WORK INSTRUCTIONS: Print every entry, word for word, and skip the images.
─── RECORDS FOR THE EXERCISE
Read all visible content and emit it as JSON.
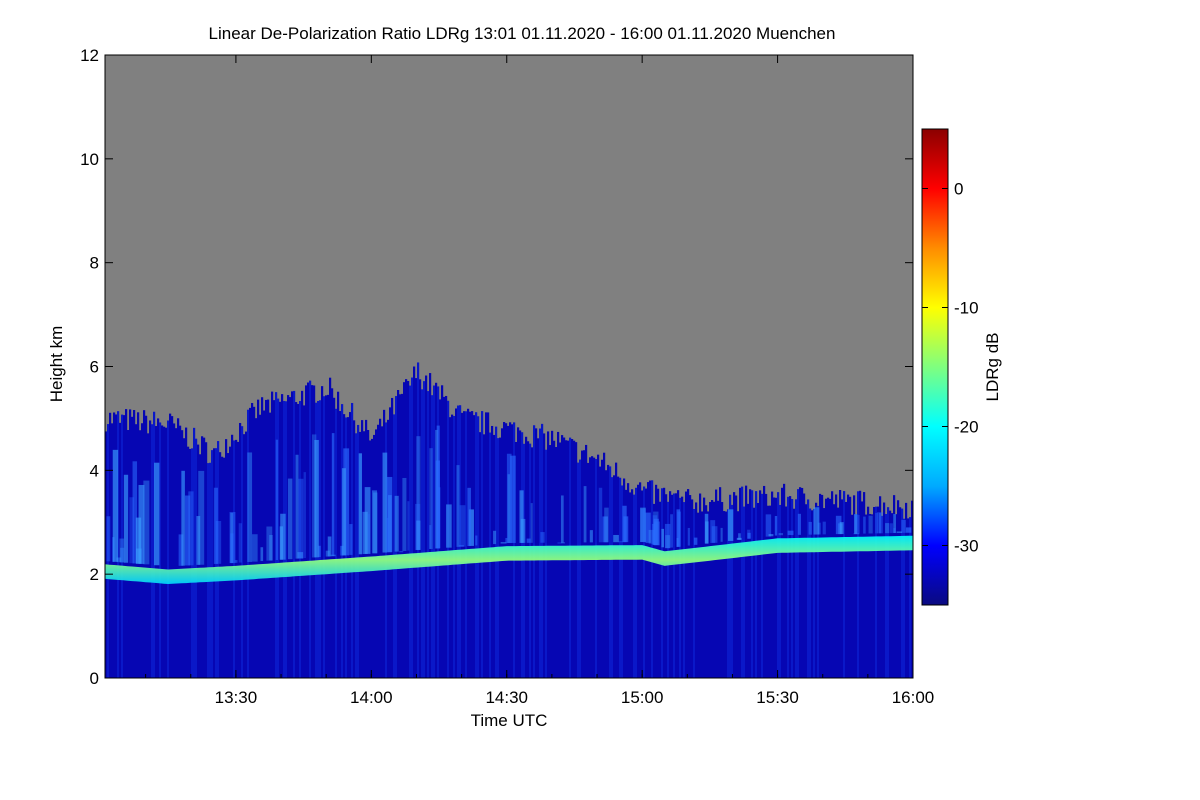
{
  "chart_data": {
    "type": "heatmap",
    "title": "Linear De-Polarization Ratio LDRg   13:01 01.11.2020 - 16:00 01.11.2020 Muenchen",
    "xlabel": "Time UTC",
    "ylabel": "Height km",
    "x_ticks": [
      "13:30",
      "14:00",
      "14:30",
      "15:00",
      "15:30",
      "16:00"
    ],
    "x_range": [
      "13:01",
      "16:00"
    ],
    "y_ticks": [
      0,
      2,
      4,
      6,
      8,
      10,
      12
    ],
    "ylim": [
      0,
      12
    ],
    "colorbar": {
      "label": "LDRg dB",
      "ticks": [
        0,
        -10,
        -20,
        -30
      ],
      "range": [
        -35,
        5
      ],
      "colors": [
        "#0a0a80",
        "#0000ff",
        "#00aaff",
        "#00ffff",
        "#7fff7f",
        "#ffff00",
        "#ff8c00",
        "#ff0000",
        "#8b0000"
      ]
    },
    "no_signal_color": "#808080",
    "features": {
      "background_ldr_db": -33,
      "layer_ldr_db": -20,
      "layer_height_km": [
        {
          "time": "13:01",
          "height": 2.05
        },
        {
          "time": "13:15",
          "height": 1.95
        },
        {
          "time": "13:30",
          "height": 2.02
        },
        {
          "time": "14:00",
          "height": 2.2
        },
        {
          "time": "14:30",
          "height": 2.4
        },
        {
          "time": "15:00",
          "height": 2.42
        },
        {
          "time": "15:05",
          "height": 2.3
        },
        {
          "time": "15:30",
          "height": 2.55
        },
        {
          "time": "16:00",
          "height": 2.6
        }
      ],
      "cloud_top_km": [
        {
          "time": "13:01",
          "height": 5.0
        },
        {
          "time": "13:15",
          "height": 4.9
        },
        {
          "time": "13:25",
          "height": 4.3
        },
        {
          "time": "13:35",
          "height": 5.2
        },
        {
          "time": "13:50",
          "height": 5.6
        },
        {
          "time": "14:00",
          "height": 4.6
        },
        {
          "time": "14:10",
          "height": 5.9
        },
        {
          "time": "14:20",
          "height": 5.0
        },
        {
          "time": "14:30",
          "height": 4.8
        },
        {
          "time": "14:40",
          "height": 4.6
        },
        {
          "time": "14:50",
          "height": 4.2
        },
        {
          "time": "15:00",
          "height": 3.6
        },
        {
          "time": "15:10",
          "height": 3.4
        },
        {
          "time": "15:30",
          "height": 3.5
        },
        {
          "time": "15:45",
          "height": 3.4
        },
        {
          "time": "16:00",
          "height": 3.3
        }
      ]
    }
  }
}
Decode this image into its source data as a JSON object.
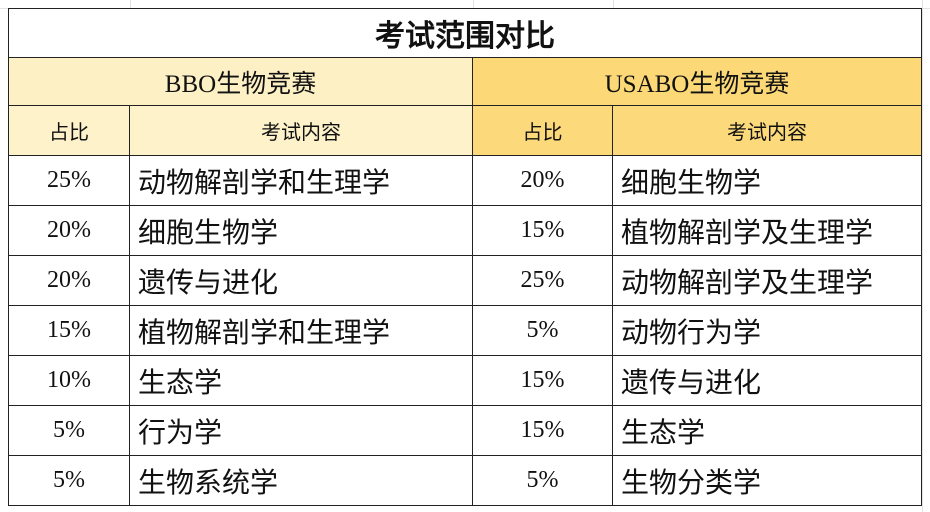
{
  "title": "考试范围对比",
  "groups": [
    {
      "name": "BBO生物竞赛",
      "headers": [
        "占比",
        "考试内容"
      ]
    },
    {
      "name": "USABO生物竞赛",
      "headers": [
        "占比",
        "考试内容"
      ]
    }
  ],
  "rows": [
    [
      "25%",
      "动物解剖学和生理学",
      "20%",
      "细胞生物学"
    ],
    [
      "20%",
      "细胞生物学",
      "15%",
      "植物解剖学及生理学"
    ],
    [
      "20%",
      "遗传与进化",
      "25%",
      "动物解剖学及生理学"
    ],
    [
      "15%",
      "植物解剖学和生理学",
      "5%",
      "动物行为学"
    ],
    [
      "10%",
      "生态学",
      "15%",
      "遗传与进化"
    ],
    [
      "5%",
      "行为学",
      "15%",
      "生态学"
    ],
    [
      "5%",
      "生物系统学",
      "5%",
      "生物分类学"
    ]
  ]
}
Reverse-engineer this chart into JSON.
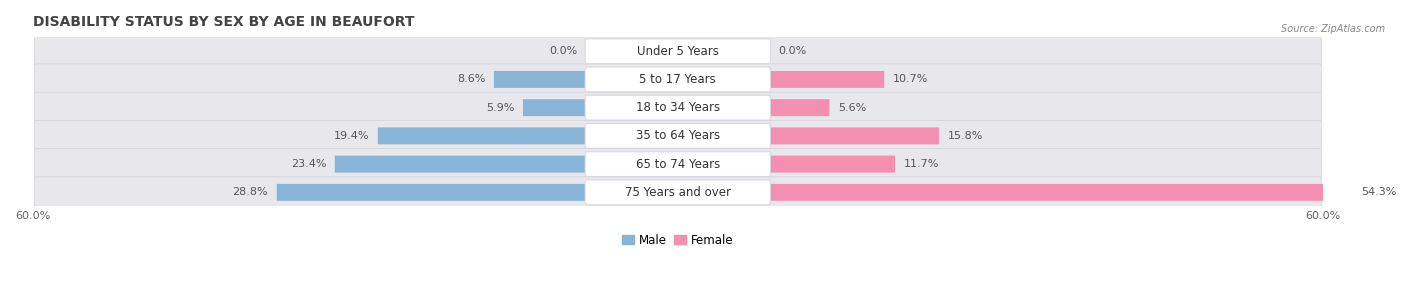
──────
ANSWER TO THIS EXERCISE:
Read all visible content and emit it as JSON.
{
  "chart_data": {
    "type": "heatmap",
    "title": "Linear De-Polarization Ratio LDRg   13:01 01.11.2020 - 16:00 01.11.2020 Muenchen",
    "xlabel": "Time UTC",
    "ylabel": "Height km",
    "x_ticks": [
      "13:30",
      "14:00",
      "14:30",
      "15:00",
      "15:30",
      "16:00"
    ],
    "x_range": [
      "13:01",
      "16:00"
    ],
    "y_ticks": [
      0,
      2,
      4,
      6,
      8,
      10,
      12
    ],
    "ylim": [
      0,
      12
    ],
    "colorbar": {
      "label": "LDRg dB",
      "ticks": [
        0,
        -10,
        -20,
        -30
      ],
      "range": [
        -35,
        5
      ],
      "colors": [
        "#0a0a80",
        "#0000ff",
        "#00aaff",
        "#00ffff",
        "#7fff7f",
        "#ffff00",
        "#ff8c00",
        "#ff0000",
        "#8b0000"
      ]
    },
    "no_signal_color": "#808080",
    "features": {
      "background_ldr_db": -33,
      "layer_ldr_db": -20,
      "layer_height_km": [
        {
          "time": "13:01",
          "height": 2.05
        },
        {
          "time": "13:15",
          "height": 1.95
        },
        {
          "time": "13:30",
          "height": 2.02
        },
        {
          "time": "14:00",
          "height": 2.2
        },
        {
          "time": "14:30",
          "height": 2.4
        },
        {
          "time": "15:00",
          "height": 2.42
        },
        {
          "time": "15:05",
          "height": 2.3
        },
        {
          "time": "15:30",
          "height": 2.55
        },
        {
          "time": "16:00",
          "height": 2.6
        }
      ],
      "cloud_top_km": [
        {
          "time": "13:01",
          "height": 5.0
        },
        {
          "time": "13:15",
          "height": 4.9
        },
        {
          "time": "13:25",
          "height": 4.3
        },
        {
          "time": "13:35",
          "height": 5.2
        },
        {
          "time": "13:50",
          "height": 5.6
        },
        {
          "time": "14:00",
          "height": 4.6
        },
        {
          "time": "14:10",
          "height": 5.9
        },
        {
          "time": "14:20",
          "height": 5.0
        },
        {
          "time": "14:30",
          "height": 4.8
        },
        {
          "time": "14:40",
          "height": 4.6
        },
        {
          "time": "14:50",
          "height": 4.2
        },
        {
          "time": "15:00",
          "height": 3.6
        },
        {
          "time": "15:10",
          "height": 3.4
        },
        {
          "time": "15:30",
          "height": 3.5
        },
        {
          "time": "15:45",
          "height": 3.4
        },
        {
          "time": "16:00",
          "height": 3.3
        }
      ]
    }
  }
}
Decode this image into its source data as a JSON object.
{
  "title": "考试范围对比",
  "groups": [
    {
      "name": "BBO生物竞赛",
      "headers": [
        "占比",
        "考试内容"
      ]
    },
    {
      "name": "USABO生物竞赛",
      "headers": [
        "占比",
        "考试内容"
      ]
    }
  ],
  "rows": [
    [
      "25%",
      "动物解剖学和生理学",
      "20%",
      "细胞生物学"
    ],
    [
      "20%",
      "细胞生物学",
      "15%",
      "植物解剖学及生理学"
    ],
    [
      "20%",
      "遗传与进化",
      "25%",
      "动物解剖学及生理学"
    ],
    [
      "15%",
      "植物解剖学和生理学",
      "5%",
      "动物行为学"
    ],
    [
      "10%",
      "生态学",
      "15%",
      "遗传与进化"
    ],
    [
      "5%",
      "行为学",
      "15%",
      "生态学"
    ],
    [
      "5%",
      "生物系统学",
      "5%",
      "生物分类学"
    ]
  ]
}
Reverse-engineer this chart into JSON.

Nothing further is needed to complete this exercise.